**Provided data:**
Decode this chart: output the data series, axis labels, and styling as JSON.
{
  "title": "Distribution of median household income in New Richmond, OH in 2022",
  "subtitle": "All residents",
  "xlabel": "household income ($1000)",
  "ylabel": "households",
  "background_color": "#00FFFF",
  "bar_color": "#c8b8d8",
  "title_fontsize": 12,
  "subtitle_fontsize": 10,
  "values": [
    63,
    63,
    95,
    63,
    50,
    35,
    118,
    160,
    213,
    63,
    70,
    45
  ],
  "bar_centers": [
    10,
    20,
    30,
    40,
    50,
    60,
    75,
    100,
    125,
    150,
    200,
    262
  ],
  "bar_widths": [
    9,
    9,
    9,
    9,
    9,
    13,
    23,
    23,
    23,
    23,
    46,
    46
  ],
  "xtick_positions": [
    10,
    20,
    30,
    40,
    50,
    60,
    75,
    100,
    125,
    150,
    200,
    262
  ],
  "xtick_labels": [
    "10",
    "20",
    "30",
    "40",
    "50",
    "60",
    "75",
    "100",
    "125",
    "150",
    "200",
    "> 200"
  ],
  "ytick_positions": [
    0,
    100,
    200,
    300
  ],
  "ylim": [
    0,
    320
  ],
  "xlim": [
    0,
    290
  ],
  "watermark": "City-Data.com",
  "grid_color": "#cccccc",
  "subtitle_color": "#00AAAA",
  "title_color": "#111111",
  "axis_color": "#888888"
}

**Short task:** Extract every line above exactly as it stands.

**Problem solution:**
Decode this chart: output the data series, axis labels, and styling as JSON.
{
  "title": "Distribution of median household income in New Richmond, OH in 2022",
  "subtitle": "All residents",
  "xlabel": "household income ($1000)",
  "ylabel": "households",
  "background_color": "#00FFFF",
  "bar_color": "#c8b8d8",
  "title_fontsize": 12,
  "subtitle_fontsize": 10,
  "values": [
    63,
    63,
    95,
    63,
    50,
    35,
    118,
    160,
    213,
    63,
    70,
    45
  ],
  "bar_centers": [
    10,
    20,
    30,
    40,
    50,
    60,
    75,
    100,
    125,
    150,
    200,
    262
  ],
  "bar_widths": [
    9,
    9,
    9,
    9,
    9,
    13,
    23,
    23,
    23,
    23,
    46,
    46
  ],
  "xtick_positions": [
    10,
    20,
    30,
    40,
    50,
    60,
    75,
    100,
    125,
    150,
    200,
    262
  ],
  "xtick_labels": [
    "10",
    "20",
    "30",
    "40",
    "50",
    "60",
    "75",
    "100",
    "125",
    "150",
    "200",
    "> 200"
  ],
  "ytick_positions": [
    0,
    100,
    200,
    300
  ],
  "ylim": [
    0,
    320
  ],
  "xlim": [
    0,
    290
  ],
  "watermark": "City-Data.com",
  "grid_color": "#cccccc",
  "subtitle_color": "#00AAAA",
  "title_color": "#111111",
  "axis_color": "#888888"
}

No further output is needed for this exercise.